◆ EXERCISE TASK:
Below are some records. Pull every line that contains the word "posts".

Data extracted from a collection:
(begin)
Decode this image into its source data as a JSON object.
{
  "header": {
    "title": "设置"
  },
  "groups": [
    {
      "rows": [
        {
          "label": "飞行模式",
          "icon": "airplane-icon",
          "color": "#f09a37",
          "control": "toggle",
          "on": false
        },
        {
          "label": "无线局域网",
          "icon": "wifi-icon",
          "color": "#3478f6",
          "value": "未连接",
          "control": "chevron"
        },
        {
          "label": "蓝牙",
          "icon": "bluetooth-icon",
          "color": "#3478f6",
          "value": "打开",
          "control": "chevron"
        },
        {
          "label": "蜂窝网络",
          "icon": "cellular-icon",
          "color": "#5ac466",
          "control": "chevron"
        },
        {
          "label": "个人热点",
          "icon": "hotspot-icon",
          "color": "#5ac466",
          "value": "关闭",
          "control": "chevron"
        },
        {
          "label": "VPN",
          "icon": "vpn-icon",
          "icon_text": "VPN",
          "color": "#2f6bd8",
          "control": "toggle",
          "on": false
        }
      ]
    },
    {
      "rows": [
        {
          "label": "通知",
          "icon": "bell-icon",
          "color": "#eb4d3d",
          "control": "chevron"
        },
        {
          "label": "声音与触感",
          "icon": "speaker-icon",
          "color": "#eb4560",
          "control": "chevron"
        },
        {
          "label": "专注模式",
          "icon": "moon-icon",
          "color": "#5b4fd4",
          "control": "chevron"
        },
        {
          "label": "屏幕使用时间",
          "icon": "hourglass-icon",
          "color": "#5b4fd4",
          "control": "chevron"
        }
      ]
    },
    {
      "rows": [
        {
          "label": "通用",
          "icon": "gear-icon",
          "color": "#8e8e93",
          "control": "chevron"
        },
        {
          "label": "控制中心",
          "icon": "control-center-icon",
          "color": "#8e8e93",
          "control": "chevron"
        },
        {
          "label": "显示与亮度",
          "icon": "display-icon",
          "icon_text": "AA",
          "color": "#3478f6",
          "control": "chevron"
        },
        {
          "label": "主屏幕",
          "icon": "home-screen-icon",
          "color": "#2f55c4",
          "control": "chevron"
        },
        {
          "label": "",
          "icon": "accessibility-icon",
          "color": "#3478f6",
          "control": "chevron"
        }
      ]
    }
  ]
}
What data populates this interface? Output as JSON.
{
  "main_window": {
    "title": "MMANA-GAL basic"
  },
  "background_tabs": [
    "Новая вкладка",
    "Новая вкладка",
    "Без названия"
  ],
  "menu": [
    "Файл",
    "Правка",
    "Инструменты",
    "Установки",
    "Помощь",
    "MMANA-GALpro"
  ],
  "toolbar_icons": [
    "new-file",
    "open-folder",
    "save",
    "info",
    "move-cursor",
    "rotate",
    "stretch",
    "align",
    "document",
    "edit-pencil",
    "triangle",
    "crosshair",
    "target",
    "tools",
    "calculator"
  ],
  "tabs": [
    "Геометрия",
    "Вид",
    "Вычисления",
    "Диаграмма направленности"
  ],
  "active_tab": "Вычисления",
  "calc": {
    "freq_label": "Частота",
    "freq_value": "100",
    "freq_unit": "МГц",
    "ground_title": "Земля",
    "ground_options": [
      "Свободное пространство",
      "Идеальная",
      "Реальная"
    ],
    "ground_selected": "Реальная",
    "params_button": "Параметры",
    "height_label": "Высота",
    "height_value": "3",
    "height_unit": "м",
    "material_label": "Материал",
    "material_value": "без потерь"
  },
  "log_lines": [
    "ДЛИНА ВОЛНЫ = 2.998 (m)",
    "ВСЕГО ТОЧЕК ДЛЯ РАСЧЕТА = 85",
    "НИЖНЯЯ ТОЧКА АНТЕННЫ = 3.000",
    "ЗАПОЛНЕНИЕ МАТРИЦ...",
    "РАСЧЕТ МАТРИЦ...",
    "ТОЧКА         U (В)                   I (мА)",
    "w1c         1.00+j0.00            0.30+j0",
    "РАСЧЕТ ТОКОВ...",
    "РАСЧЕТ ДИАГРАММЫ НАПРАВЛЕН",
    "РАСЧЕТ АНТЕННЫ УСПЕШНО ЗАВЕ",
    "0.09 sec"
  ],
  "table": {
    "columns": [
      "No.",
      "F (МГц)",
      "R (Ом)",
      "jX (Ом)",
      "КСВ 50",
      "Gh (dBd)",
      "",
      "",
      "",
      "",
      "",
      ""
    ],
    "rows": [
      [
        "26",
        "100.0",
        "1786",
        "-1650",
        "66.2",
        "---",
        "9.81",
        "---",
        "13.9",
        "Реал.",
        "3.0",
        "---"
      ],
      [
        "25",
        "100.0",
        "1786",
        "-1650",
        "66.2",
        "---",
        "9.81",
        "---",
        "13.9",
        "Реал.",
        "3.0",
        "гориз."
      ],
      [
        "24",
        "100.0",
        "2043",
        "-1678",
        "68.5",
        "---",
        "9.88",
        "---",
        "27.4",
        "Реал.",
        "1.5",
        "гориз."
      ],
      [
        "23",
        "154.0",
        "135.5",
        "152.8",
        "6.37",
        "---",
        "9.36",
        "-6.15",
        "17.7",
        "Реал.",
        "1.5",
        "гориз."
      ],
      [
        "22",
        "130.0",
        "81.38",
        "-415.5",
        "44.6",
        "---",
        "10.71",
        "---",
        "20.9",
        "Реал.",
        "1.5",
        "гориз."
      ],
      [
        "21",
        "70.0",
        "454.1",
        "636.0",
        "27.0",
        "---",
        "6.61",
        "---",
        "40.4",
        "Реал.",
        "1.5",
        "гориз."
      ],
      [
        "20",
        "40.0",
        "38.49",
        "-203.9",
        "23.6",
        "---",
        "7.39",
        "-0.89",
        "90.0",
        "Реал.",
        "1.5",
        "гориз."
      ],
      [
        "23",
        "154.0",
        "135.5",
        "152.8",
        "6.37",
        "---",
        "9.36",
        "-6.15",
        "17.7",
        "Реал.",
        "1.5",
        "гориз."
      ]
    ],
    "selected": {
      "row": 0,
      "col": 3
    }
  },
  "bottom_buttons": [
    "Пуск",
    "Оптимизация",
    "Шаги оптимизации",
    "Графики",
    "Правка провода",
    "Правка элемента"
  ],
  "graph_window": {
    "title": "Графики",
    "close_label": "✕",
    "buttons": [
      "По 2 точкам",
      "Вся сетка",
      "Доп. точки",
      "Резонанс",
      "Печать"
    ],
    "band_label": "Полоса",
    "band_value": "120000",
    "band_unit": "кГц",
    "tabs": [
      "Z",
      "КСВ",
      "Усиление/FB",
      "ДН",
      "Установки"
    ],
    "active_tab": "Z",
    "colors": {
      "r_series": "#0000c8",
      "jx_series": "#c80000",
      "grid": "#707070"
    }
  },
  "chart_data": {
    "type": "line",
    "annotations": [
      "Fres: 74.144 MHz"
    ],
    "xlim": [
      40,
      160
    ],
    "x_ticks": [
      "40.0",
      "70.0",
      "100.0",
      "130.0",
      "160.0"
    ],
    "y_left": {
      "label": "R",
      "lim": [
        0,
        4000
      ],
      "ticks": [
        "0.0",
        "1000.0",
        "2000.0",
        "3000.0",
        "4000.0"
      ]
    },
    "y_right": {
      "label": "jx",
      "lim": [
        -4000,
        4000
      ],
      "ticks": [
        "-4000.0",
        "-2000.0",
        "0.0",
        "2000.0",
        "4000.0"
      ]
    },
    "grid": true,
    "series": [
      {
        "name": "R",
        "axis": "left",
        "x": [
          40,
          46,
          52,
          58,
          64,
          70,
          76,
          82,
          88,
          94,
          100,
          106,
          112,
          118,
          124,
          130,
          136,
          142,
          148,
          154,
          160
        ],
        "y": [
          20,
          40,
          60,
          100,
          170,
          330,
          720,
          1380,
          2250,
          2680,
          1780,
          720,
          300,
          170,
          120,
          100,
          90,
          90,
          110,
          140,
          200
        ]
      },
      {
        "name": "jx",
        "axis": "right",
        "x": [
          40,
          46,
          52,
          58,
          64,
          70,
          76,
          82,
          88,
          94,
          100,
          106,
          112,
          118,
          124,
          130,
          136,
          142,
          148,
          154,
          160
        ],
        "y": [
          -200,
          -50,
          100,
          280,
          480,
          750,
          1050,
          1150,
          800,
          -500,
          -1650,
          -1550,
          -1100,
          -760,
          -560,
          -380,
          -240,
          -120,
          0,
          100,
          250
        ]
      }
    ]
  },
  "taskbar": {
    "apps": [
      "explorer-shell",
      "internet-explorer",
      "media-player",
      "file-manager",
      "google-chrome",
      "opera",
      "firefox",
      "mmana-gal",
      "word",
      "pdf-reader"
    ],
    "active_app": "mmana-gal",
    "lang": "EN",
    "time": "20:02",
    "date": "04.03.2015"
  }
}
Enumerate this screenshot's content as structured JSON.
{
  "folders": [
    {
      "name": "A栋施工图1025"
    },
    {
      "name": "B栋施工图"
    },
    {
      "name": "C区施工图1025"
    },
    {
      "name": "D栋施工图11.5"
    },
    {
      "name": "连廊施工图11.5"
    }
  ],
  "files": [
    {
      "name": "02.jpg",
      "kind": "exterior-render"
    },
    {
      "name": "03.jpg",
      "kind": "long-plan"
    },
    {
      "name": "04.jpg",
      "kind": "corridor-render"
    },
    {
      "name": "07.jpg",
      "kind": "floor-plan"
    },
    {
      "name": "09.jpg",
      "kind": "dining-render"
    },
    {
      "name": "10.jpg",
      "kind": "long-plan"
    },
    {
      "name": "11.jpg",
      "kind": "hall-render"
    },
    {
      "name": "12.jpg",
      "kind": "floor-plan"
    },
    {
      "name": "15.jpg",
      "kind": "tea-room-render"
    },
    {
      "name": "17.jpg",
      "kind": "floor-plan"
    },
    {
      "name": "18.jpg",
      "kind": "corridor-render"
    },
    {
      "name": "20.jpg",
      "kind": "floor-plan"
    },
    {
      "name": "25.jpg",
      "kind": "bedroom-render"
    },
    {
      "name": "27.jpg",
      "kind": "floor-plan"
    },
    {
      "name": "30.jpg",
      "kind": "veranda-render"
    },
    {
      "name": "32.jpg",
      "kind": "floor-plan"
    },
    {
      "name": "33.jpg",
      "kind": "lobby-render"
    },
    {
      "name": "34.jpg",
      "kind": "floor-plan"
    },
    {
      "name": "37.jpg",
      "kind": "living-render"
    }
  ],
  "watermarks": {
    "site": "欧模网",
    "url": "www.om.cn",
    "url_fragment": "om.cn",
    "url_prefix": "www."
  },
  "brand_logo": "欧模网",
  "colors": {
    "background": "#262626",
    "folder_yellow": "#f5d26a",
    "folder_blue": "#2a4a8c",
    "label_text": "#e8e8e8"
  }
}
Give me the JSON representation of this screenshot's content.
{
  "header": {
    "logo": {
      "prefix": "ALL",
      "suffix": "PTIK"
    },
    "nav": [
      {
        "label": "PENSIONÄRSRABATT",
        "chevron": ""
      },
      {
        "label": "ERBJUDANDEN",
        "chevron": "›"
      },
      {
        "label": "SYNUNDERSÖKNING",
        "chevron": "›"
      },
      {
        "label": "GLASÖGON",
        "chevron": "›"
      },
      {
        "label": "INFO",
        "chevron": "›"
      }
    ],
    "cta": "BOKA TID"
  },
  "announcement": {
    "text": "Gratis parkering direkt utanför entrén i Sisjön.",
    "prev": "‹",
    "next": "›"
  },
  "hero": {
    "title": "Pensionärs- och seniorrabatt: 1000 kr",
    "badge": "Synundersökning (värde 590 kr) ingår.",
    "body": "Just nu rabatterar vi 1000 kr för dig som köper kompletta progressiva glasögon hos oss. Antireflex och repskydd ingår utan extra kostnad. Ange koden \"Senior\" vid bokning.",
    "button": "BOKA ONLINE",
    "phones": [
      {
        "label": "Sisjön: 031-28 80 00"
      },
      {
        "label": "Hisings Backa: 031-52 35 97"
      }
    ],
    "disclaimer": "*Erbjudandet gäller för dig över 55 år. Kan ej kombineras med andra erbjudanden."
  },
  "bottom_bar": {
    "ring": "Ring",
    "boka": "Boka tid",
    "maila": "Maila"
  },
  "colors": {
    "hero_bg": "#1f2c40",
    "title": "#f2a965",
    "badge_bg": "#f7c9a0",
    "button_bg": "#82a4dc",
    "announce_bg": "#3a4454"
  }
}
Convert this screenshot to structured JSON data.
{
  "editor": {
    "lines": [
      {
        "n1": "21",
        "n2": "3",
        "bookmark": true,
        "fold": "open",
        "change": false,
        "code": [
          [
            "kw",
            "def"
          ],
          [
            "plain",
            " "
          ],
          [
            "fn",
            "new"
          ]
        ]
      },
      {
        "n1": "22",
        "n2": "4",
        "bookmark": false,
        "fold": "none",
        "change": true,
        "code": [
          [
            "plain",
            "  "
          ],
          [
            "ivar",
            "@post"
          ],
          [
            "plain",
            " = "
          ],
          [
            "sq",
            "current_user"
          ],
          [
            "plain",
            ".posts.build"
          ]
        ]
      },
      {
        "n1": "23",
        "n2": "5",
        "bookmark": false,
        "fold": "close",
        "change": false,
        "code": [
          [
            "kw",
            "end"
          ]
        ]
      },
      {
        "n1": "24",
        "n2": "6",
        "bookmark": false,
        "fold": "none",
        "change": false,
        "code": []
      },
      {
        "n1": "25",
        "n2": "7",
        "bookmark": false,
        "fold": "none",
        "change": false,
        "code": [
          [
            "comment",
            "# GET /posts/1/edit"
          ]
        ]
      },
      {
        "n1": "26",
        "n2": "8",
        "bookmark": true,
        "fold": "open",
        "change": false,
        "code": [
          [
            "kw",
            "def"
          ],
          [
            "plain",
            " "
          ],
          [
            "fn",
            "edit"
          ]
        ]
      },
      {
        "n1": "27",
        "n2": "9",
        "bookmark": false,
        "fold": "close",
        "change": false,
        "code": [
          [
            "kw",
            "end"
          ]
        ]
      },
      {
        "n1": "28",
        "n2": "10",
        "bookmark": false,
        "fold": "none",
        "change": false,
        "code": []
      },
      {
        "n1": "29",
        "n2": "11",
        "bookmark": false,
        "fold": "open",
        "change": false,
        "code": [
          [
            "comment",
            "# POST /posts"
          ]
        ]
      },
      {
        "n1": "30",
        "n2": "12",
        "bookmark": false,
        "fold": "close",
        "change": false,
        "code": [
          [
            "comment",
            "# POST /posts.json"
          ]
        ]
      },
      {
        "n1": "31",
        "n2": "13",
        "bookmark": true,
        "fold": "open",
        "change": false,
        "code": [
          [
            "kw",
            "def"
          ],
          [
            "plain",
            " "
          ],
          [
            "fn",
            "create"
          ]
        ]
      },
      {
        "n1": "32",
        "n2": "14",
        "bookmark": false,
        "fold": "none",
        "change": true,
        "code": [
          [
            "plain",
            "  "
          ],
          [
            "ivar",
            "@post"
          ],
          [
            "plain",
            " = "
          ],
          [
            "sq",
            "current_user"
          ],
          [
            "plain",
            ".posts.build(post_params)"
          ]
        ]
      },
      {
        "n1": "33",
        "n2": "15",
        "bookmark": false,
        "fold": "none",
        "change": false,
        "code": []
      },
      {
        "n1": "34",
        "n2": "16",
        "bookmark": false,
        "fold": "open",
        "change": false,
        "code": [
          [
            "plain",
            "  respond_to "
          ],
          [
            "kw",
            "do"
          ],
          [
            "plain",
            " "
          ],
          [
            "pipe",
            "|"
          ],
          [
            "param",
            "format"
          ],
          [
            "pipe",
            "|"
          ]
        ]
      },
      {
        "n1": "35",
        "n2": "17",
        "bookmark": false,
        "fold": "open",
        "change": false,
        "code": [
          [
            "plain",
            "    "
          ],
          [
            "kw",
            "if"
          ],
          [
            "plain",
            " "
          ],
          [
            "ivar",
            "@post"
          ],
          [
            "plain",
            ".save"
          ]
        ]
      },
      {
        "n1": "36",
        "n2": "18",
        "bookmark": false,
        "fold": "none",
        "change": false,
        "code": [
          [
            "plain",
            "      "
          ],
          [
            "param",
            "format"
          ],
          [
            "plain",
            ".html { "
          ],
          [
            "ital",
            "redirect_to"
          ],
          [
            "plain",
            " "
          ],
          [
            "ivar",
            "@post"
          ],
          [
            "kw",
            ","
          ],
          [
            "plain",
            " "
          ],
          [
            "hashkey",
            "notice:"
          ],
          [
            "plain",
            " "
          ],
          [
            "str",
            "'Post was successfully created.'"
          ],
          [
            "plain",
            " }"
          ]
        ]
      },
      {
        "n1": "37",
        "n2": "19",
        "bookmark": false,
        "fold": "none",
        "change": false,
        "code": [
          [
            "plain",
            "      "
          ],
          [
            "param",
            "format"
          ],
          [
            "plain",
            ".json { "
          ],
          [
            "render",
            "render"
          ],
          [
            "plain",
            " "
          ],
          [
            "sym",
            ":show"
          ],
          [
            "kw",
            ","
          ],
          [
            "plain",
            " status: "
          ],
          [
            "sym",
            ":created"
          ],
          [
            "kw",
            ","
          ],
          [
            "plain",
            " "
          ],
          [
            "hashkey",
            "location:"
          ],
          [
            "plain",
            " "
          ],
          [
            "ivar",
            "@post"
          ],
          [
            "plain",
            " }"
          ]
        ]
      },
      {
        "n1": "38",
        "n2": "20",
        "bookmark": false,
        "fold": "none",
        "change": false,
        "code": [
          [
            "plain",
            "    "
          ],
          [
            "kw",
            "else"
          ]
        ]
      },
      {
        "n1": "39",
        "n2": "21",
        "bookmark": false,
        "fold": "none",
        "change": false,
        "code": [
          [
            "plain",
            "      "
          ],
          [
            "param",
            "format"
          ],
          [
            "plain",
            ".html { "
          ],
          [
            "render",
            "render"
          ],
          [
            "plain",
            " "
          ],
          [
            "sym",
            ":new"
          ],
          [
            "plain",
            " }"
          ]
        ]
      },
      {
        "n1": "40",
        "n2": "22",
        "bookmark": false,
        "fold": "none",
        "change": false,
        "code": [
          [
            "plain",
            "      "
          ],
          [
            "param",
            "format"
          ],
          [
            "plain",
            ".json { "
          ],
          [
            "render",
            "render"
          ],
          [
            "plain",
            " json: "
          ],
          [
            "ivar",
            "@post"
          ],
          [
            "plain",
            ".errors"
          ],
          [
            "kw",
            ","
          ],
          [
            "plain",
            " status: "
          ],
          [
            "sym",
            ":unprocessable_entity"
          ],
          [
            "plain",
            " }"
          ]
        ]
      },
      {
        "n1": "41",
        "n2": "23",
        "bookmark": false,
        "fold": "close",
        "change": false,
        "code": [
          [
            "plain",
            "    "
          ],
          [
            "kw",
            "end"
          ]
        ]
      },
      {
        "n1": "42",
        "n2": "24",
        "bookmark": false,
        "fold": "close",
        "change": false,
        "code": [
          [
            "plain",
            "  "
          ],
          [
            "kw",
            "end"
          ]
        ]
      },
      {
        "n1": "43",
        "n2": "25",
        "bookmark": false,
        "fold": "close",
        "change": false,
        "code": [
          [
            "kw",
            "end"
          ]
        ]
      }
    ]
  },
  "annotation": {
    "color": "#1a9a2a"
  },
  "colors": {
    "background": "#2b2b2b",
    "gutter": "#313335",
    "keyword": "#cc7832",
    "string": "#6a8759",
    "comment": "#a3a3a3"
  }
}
(end)
◆ EXERCISE ANSWER:
            ".posts.build"
            "# GET /posts/1/edit"
            "# POST /posts"
            "# POST /posts.json"
            ".posts.build(post_params)"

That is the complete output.